What is the number of lines that include the word "huile"? Provide only that figure.

.....

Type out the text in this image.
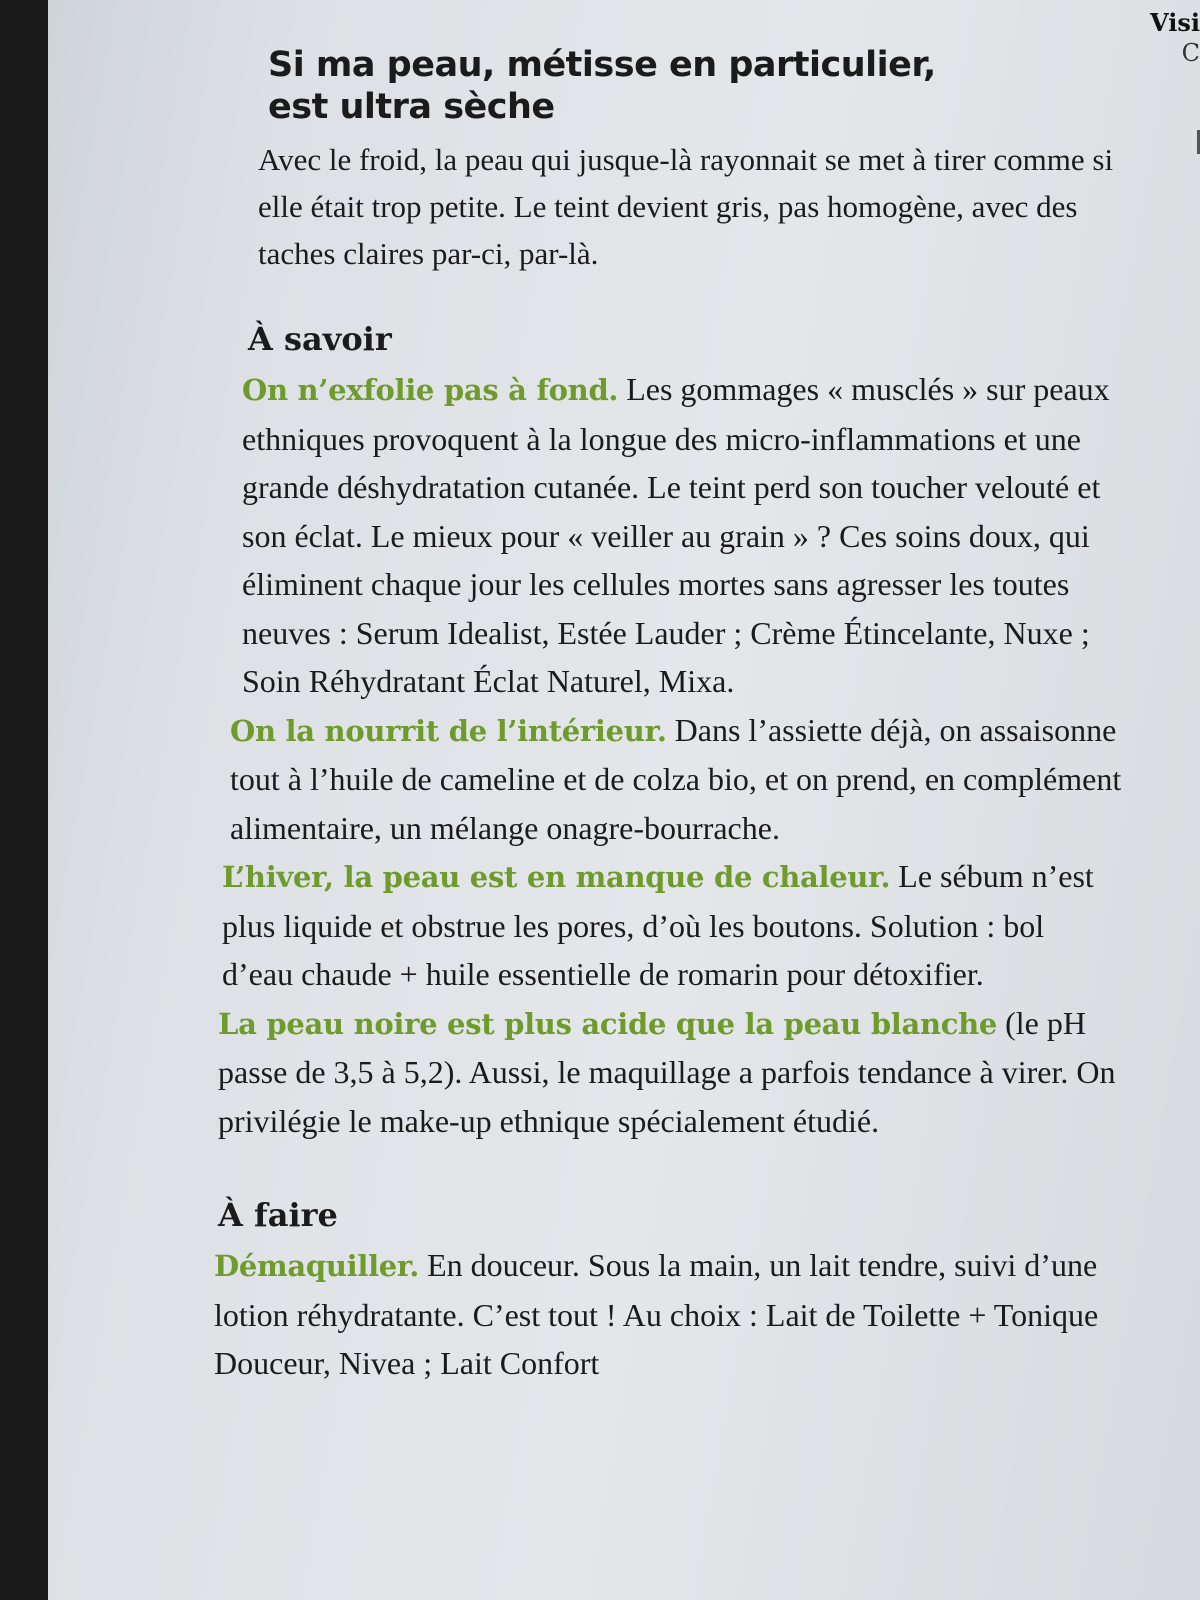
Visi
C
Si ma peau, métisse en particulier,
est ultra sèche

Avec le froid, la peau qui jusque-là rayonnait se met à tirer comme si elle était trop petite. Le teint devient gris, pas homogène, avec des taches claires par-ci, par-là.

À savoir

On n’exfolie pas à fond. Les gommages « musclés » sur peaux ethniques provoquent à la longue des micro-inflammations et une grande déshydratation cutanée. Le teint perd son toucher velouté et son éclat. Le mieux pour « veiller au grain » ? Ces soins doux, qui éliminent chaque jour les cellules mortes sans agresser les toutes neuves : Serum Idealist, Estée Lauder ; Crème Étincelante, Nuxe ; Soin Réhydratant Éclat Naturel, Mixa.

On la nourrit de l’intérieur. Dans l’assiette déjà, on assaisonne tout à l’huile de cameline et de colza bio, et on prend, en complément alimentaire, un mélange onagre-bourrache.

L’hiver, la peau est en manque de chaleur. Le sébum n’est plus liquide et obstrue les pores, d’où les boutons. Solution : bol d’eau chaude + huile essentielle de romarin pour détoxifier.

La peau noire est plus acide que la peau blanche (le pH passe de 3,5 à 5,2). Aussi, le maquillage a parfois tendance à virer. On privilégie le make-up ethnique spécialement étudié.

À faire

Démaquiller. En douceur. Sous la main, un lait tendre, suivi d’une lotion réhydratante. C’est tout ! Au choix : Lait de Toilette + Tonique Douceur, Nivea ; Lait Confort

.....

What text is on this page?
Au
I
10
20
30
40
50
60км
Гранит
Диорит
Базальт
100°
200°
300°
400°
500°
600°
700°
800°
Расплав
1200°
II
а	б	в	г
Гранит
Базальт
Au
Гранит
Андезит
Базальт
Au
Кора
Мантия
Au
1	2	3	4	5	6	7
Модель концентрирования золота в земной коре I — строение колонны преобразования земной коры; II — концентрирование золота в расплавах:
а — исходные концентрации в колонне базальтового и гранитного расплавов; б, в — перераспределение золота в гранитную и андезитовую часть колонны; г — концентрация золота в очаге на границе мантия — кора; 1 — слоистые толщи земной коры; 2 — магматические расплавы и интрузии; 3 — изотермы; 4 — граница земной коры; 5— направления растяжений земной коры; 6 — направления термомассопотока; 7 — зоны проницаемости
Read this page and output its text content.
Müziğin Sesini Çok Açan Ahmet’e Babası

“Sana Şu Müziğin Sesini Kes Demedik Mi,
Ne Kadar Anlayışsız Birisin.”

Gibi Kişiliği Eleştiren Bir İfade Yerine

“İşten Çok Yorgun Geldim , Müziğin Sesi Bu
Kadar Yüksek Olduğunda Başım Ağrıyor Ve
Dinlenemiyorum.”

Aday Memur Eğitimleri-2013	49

.....

▶ **Task solution**: 2